• **The problem**: Give all of the lines again exactly as they read.

· · ·

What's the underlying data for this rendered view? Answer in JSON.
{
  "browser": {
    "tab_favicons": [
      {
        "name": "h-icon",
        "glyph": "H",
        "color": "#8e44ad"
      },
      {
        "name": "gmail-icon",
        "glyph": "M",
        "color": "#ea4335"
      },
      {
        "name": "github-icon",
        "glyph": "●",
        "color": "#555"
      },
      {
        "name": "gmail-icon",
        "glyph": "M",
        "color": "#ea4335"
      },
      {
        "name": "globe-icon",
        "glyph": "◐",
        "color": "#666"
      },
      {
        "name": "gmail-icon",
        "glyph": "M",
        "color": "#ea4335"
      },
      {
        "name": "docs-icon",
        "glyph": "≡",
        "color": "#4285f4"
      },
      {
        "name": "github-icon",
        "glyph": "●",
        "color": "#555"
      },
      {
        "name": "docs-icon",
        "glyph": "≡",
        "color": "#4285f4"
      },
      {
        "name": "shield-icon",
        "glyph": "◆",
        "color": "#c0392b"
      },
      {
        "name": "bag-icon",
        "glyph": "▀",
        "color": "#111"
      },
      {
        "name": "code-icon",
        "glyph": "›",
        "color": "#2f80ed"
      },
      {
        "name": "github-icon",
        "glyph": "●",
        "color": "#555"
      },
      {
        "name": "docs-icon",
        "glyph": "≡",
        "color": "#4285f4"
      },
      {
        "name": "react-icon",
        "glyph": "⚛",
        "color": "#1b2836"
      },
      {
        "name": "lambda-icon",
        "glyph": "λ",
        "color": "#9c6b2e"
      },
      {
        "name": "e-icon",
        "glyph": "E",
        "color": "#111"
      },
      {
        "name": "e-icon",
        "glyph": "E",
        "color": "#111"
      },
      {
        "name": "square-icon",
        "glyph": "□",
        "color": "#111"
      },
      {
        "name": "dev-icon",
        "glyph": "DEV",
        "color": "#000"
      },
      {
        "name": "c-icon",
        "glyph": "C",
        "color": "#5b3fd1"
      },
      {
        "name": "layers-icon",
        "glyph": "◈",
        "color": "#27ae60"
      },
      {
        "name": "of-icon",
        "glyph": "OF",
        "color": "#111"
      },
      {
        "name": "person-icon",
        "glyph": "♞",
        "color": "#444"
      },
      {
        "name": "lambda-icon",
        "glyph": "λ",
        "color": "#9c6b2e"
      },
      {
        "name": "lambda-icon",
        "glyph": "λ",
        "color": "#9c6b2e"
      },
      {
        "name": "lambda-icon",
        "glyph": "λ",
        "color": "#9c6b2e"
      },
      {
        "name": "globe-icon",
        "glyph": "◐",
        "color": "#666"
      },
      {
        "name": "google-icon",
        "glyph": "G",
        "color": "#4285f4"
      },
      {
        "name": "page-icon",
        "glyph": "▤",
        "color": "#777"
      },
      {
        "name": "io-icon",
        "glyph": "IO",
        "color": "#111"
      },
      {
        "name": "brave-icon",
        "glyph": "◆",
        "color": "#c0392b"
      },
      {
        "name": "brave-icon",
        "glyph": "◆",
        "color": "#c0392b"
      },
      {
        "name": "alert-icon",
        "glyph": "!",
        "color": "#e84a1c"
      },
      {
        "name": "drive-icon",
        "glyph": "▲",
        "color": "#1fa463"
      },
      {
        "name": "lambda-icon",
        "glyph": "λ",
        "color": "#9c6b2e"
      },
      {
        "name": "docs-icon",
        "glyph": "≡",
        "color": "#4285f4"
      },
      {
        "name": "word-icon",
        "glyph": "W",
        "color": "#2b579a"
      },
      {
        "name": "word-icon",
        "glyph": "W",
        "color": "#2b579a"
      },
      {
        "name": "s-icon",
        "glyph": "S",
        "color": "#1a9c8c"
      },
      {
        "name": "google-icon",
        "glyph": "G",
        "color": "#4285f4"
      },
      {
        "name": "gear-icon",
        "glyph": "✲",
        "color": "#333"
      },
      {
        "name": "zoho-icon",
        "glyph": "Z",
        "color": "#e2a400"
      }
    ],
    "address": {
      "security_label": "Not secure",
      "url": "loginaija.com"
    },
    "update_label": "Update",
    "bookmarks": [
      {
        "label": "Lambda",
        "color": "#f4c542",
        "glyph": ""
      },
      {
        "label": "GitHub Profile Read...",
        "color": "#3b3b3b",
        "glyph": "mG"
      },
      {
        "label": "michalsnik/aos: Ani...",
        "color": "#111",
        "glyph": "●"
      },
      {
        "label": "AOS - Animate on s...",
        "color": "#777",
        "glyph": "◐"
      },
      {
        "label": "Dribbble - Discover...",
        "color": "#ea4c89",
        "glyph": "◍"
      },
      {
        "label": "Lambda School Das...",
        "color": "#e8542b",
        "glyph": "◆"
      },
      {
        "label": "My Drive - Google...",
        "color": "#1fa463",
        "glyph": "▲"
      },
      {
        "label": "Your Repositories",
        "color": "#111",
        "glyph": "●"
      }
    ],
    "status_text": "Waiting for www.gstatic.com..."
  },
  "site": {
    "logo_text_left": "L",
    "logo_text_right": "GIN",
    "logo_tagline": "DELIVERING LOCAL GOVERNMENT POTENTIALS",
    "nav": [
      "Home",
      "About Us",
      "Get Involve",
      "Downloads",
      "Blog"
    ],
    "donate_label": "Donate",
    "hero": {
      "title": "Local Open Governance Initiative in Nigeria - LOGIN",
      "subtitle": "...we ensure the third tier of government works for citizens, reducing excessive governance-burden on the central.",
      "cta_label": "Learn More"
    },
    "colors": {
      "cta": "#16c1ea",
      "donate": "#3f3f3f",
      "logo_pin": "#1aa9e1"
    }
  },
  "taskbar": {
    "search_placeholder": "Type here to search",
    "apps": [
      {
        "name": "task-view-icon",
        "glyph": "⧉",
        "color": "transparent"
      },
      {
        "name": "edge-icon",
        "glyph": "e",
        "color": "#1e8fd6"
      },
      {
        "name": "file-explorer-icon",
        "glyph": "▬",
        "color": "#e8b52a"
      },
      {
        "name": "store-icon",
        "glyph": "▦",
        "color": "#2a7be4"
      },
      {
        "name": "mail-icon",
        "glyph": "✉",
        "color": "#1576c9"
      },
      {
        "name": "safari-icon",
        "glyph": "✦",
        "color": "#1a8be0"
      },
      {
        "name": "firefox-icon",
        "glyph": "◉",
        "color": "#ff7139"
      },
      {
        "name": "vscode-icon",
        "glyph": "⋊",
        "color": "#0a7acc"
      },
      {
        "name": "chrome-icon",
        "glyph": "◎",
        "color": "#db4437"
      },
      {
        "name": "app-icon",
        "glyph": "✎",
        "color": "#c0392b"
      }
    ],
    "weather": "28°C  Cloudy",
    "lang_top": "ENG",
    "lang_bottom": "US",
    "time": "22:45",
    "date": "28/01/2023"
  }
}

· · ·

• **Task solution**:
What's the underlying data for this rendered view? Answer in JSON.
{
  "browser": {
    "tab_favicons": [
      {
        "name": "h-icon",
        "glyph": "H",
        "color": "#8e44ad"
      },
      {
        "name": "gmail-icon",
        "glyph": "M",
        "color": "#ea4335"
      },
      {
        "name": "github-icon",
        "glyph": "●",
        "color": "#555"
      },
      {
        "name": "gmail-icon",
        "glyph": "M",
        "color": "#ea4335"
      },
      {
        "name": "globe-icon",
        "glyph": "◐",
        "color": "#666"
      },
      {
        "name": "gmail-icon",
        "glyph": "M",
        "color": "#ea4335"
      },
      {
        "name": "docs-icon",
        "glyph": "≡",
        "color": "#4285f4"
      },
      {
        "name": "github-icon",
        "glyph": "●",
        "color": "#555"
      },
      {
        "name": "docs-icon",
        "glyph": "≡",
        "color": "#4285f4"
      },
      {
        "name": "shield-icon",
        "glyph": "◆",
        "color": "#c0392b"
      },
      {
        "name": "bag-icon",
        "glyph": "▀",
        "color": "#111"
      },
      {
        "name": "code-icon",
        "glyph": "›",
        "color": "#2f80ed"
      },
      {
        "name": "github-icon",
        "glyph": "●",
        "color": "#555"
      },
      {
        "name": "docs-icon",
        "glyph": "≡",
        "color": "#4285f4"
      },
      {
        "name": "react-icon",
        "glyph": "⚛",
        "color": "#1b2836"
      },
      {
        "name": "lambda-icon",
        "glyph": "λ",
        "color": "#9c6b2e"
      },
      {
        "name": "e-icon",
        "glyph": "E",
        "color": "#111"
      },
      {
        "name": "e-icon",
        "glyph": "E",
        "color": "#111"
      },
      {
        "name": "square-icon",
        "glyph": "□",
        "color": "#111"
      },
      {
        "name": "dev-icon",
        "glyph": "DEV",
        "color": "#000"
      },
      {
        "name": "c-icon",
        "glyph": "C",
        "color": "#5b3fd1"
      },
      {
        "name": "layers-icon",
        "glyph": "◈",
        "color": "#27ae60"
      },
      {
        "name": "of-icon",
        "glyph": "OF",
        "color": "#111"
      },
      {
        "name": "person-icon",
        "glyph": "♞",
        "color": "#444"
      },
      {
        "name": "lambda-icon",
        "glyph": "λ",
        "color": "#9c6b2e"
      },
      {
        "name": "lambda-icon",
        "glyph": "λ",
        "color": "#9c6b2e"
      },
      {
        "name": "lambda-icon",
        "glyph": "λ",
        "color": "#9c6b2e"
      },
      {
        "name": "globe-icon",
        "glyph": "◐",
        "color": "#666"
      },
      {
        "name": "google-icon",
        "glyph": "G",
        "color": "#4285f4"
      },
      {
        "name": "page-icon",
        "glyph": "▤",
        "color": "#777"
      },
      {
        "name": "io-icon",
        "glyph": "IO",
        "color": "#111"
      },
      {
        "name": "brave-icon",
        "glyph": "◆",
        "color": "#c0392b"
      },
      {
        "name": "brave-icon",
        "glyph": "◆",
        "color": "#c0392b"
      },
      {
        "name": "alert-icon",
        "glyph": "!",
        "color": "#e84a1c"
      },
      {
        "name": "drive-icon",
        "glyph": "▲",
        "color": "#1fa463"
      },
      {
        "name": "lambda-icon",
        "glyph": "λ",
        "color": "#9c6b2e"
      },
      {
        "name": "docs-icon",
        "glyph": "≡",
        "color": "#4285f4"
      },
      {
        "name": "word-icon",
        "glyph": "W",
        "color": "#2b579a"
      },
      {
        "name": "word-icon",
        "glyph": "W",
        "color": "#2b579a"
      },
      {
        "name": "s-icon",
        "glyph": "S",
        "color": "#1a9c8c"
      },
      {
        "name": "google-icon",
        "glyph": "G",
        "color": "#4285f4"
      },
      {
        "name": "gear-icon",
        "glyph": "✲",
        "color": "#333"
      },
      {
        "name": "zoho-icon",
        "glyph": "Z",
        "color": "#e2a400"
      }
    ],
    "address": {
      "security_label": "Not secure",
      "url": "loginaija.com"
    },
    "update_label": "Update",
    "bookmarks": [
      {
        "label": "Lambda",
        "color": "#f4c542",
        "glyph": ""
      },
      {
        "label": "GitHub Profile Read...",
        "color": "#3b3b3b",
        "glyph": "mG"
      },
      {
        "label": "michalsnik/aos: Ani...",
        "color": "#111",
        "glyph": "●"
      },
      {
        "label": "AOS - Animate on s...",
        "color": "#777",
        "glyph": "◐"
      },
      {
        "label": "Dribbble - Discover...",
        "color": "#ea4c89",
        "glyph": "◍"
      },
      {
        "label": "Lambda School Das...",
        "color": "#e8542b",
        "glyph": "◆"
      },
      {
        "label": "My Drive - Google...",
        "color": "#1fa463",
        "glyph": "▲"
      },
      {
        "label": "Your Repositories",
        "color": "#111",
        "glyph": "●"
      }
    ],
    "status_text": "Waiting for www.gstatic.com..."
  },
  "site": {
    "logo_text_left": "L",
    "logo_text_right": "GIN",
    "logo_tagline": "DELIVERING LOCAL GOVERNMENT POTENTIALS",
    "nav": [
      "Home",
      "About Us",
      "Get Involve",
      "Downloads",
      "Blog"
    ],
    "donate_label": "Donate",
    "hero": {
      "title": "Local Open Governance Initiative in Nigeria - LOGIN",
      "subtitle": "...we ensure the third tier of government works for citizens, reducing excessive governance-burden on the central.",
      "cta_label": "Learn More"
    },
    "colors": {
      "cta": "#16c1ea",
      "donate": "#3f3f3f",
      "logo_pin": "#1aa9e1"
    }
  },
  "taskbar": {
    "search_placeholder": "Type here to search",
    "apps": [
      {
        "name": "task-view-icon",
        "glyph": "⧉",
        "color": "transparent"
      },
      {
        "name": "edge-icon",
        "glyph": "e",
        "color": "#1e8fd6"
      },
      {
        "name": "file-explorer-icon",
        "glyph": "▬",
        "color": "#e8b52a"
      },
      {
        "name": "store-icon",
        "glyph": "▦",
        "color": "#2a7be4"
      },
      {
        "name": "mail-icon",
        "glyph": "✉",
        "color": "#1576c9"
      },
      {
        "name": "safari-icon",
        "glyph": "✦",
        "color": "#1a8be0"
      },
      {
        "name": "firefox-icon",
        "glyph": "◉",
        "color": "#ff7139"
      },
      {
        "name": "vscode-icon",
        "glyph": "⋊",
        "color": "#0a7acc"
      },
      {
        "name": "chrome-icon",
        "glyph": "◎",
        "color": "#db4437"
      },
      {
        "name": "app-icon",
        "glyph": "✎",
        "color": "#c0392b"
      }
    ],
    "weather": "28°C  Cloudy",
    "lang_top": "ENG",
    "lang_bottom": "US",
    "time": "22:45",
    "date": "28/01/2023"
  }
}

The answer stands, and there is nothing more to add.